Exercise aim »
Your task is to restate the data word for word.

Data listing »
----

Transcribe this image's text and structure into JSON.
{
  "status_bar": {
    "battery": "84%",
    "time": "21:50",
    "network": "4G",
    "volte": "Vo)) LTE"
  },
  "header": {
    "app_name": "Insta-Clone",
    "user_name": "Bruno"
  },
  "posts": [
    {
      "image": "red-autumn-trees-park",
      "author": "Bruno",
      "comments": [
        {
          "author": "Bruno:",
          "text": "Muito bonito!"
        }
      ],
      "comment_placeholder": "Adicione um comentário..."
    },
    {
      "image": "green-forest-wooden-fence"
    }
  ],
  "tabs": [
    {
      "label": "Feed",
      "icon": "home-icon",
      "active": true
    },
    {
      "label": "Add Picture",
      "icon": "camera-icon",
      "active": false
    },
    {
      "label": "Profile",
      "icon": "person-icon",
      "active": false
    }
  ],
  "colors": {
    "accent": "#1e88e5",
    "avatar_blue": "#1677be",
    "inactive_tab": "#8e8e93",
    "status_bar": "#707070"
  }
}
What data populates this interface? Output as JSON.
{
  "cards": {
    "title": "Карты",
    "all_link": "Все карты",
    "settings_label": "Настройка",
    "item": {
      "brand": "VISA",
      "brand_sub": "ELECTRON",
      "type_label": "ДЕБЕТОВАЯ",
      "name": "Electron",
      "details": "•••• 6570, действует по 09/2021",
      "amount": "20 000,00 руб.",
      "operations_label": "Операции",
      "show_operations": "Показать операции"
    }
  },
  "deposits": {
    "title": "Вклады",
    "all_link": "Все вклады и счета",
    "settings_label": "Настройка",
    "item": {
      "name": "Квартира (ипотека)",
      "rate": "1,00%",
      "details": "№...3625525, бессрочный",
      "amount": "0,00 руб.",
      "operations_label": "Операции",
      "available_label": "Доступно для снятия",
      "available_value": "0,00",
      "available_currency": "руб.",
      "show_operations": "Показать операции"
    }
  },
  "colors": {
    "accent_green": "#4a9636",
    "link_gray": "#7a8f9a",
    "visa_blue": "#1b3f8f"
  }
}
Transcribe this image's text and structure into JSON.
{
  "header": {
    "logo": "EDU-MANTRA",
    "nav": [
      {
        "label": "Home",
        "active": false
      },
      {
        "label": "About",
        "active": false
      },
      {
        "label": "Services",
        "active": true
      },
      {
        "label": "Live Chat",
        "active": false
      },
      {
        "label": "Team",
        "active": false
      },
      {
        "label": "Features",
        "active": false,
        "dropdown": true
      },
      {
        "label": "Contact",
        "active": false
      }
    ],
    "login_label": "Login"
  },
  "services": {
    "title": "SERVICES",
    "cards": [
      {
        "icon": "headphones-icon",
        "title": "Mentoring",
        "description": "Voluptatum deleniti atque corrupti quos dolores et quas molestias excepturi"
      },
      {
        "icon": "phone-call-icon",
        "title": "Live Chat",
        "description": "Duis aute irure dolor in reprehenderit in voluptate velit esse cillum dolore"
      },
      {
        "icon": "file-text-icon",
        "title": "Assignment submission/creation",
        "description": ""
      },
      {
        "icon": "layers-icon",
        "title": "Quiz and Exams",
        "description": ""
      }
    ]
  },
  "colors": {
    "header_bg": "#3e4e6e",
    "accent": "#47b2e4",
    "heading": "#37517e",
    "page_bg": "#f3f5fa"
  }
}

----

Worked answer »
Transcribe this image's text and structure into JSON.
{
  "status_bar": {
    "battery": "84%",
    "time": "21:50",
    "network": "4G",
    "volte": "Vo)) LTE"
  },
  "header": {
    "app_name": "Insta-Clone",
    "user_name": "Bruno"
  },
  "posts": [
    {
      "image": "red-autumn-trees-park",
      "author": "Bruno",
      "comments": [
        {
          "author": "Bruno:",
          "text": "Muito bonito!"
        }
      ],
      "comment_placeholder": "Adicione um comentário..."
    },
    {
      "image": "green-forest-wooden-fence"
    }
  ],
  "tabs": [
    {
      "label": "Feed",
      "icon": "home-icon",
      "active": true
    },
    {
      "label": "Add Picture",
      "icon": "camera-icon",
      "active": false
    },
    {
      "label": "Profile",
      "icon": "person-icon",
      "active": false
    }
  ],
  "colors": {
    "accent": "#1e88e5",
    "avatar_blue": "#1677be",
    "inactive_tab": "#8e8e93",
    "status_bar": "#707070"
  }
}
What data populates this interface? Output as JSON.
{
  "cards": {
    "title": "Карты",
    "all_link": "Все карты",
    "settings_label": "Настройка",
    "item": {
      "brand": "VISA",
      "brand_sub": "ELECTRON",
      "type_label": "ДЕБЕТОВАЯ",
      "name": "Electron",
      "details": "•••• 6570, действует по 09/2021",
      "amount": "20 000,00 руб.",
      "operations_label": "Операции",
      "show_operations": "Показать операции"
    }
  },
  "deposits": {
    "title": "Вклады",
    "all_link": "Все вклады и счета",
    "settings_label": "Настройка",
    "item": {
      "name": "Квартира (ипотека)",
      "rate": "1,00%",
      "details": "№...3625525, бессрочный",
      "amount": "0,00 руб.",
      "operations_label": "Операции",
      "available_label": "Доступно для снятия",
      "available_value": "0,00",
      "available_currency": "руб.",
      "show_operations": "Показать операции"
    }
  },
  "colors": {
    "accent_green": "#4a9636",
    "link_gray": "#7a8f9a",
    "visa_blue": "#1b3f8f"
  }
}
Transcribe this image's text and structure into JSON.
{
  "header": {
    "logo": "EDU-MANTRA",
    "nav": [
      {
        "label": "Home",
        "active": false
      },
      {
        "label": "About",
        "active": false
      },
      {
        "label": "Services",
        "active": true
      },
      {
        "label": "Live Chat",
        "active": false
      },
      {
        "label": "Team",
        "active": false
      },
      {
        "label": "Features",
        "active": false,
        "dropdown": true
      },
      {
        "label": "Contact",
        "active": false
      }
    ],
    "login_label": "Login"
  },
  "services": {
    "title": "SERVICES",
    "cards": [
      {
        "icon": "headphones-icon",
        "title": "Mentoring",
        "description": "Voluptatum deleniti atque corrupti quos dolores et quas molestias excepturi"
      },
      {
        "icon": "phone-call-icon",
        "title": "Live Chat",
        "description": "Duis aute irure dolor in reprehenderit in voluptate velit esse cillum dolore"
      },
      {
        "icon": "file-text-icon",
        "title": "Assignment submission/creation",
        "description": ""
      },
      {
        "icon": "layers-icon",
        "title": "Quiz and Exams",
        "description": ""
      }
    ]
  },
  "colors": {
    "header_bg": "#3e4e6e",
    "accent": "#47b2e4",
    "heading": "#37517e",
    "page_bg": "#f3f5fa"
  }
}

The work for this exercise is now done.